Stored records:
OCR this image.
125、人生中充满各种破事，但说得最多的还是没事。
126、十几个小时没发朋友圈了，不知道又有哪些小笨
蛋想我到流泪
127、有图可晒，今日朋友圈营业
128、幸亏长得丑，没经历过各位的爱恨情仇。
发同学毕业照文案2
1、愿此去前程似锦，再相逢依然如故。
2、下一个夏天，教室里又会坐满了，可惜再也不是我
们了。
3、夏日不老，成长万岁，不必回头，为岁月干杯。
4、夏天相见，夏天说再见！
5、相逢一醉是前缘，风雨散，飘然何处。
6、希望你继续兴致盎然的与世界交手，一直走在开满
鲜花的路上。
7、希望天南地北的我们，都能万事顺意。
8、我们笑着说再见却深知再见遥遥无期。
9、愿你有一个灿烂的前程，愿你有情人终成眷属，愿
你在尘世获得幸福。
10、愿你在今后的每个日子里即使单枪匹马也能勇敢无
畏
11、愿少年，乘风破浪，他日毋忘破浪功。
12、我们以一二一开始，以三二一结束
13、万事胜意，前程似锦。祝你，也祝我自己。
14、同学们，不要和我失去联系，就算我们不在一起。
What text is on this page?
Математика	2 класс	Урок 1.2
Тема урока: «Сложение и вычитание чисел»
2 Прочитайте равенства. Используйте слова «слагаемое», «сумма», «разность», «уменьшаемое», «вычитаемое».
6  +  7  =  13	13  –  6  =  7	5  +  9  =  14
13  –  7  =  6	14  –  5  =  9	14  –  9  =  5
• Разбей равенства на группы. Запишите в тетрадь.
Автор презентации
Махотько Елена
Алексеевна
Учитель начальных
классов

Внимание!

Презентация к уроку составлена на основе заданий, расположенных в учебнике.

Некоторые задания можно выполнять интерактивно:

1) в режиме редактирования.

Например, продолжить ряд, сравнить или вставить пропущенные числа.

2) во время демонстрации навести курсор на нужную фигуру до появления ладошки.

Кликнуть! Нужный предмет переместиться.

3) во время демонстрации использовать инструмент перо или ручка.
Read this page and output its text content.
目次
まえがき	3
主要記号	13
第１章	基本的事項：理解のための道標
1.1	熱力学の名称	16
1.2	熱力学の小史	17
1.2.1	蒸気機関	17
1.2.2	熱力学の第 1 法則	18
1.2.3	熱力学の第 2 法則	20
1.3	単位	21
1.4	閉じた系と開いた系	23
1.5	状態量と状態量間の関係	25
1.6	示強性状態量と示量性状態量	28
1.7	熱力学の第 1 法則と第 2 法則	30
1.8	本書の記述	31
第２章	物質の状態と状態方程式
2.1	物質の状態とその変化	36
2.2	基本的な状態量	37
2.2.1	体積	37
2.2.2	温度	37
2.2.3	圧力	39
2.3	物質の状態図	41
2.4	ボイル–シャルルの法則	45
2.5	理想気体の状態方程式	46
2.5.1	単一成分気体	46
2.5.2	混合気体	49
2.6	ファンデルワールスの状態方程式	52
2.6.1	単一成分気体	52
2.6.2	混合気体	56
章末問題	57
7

• What is asked:
Give the number of lines above that hold the word "демонстрации", and nothing more.

• Result:
2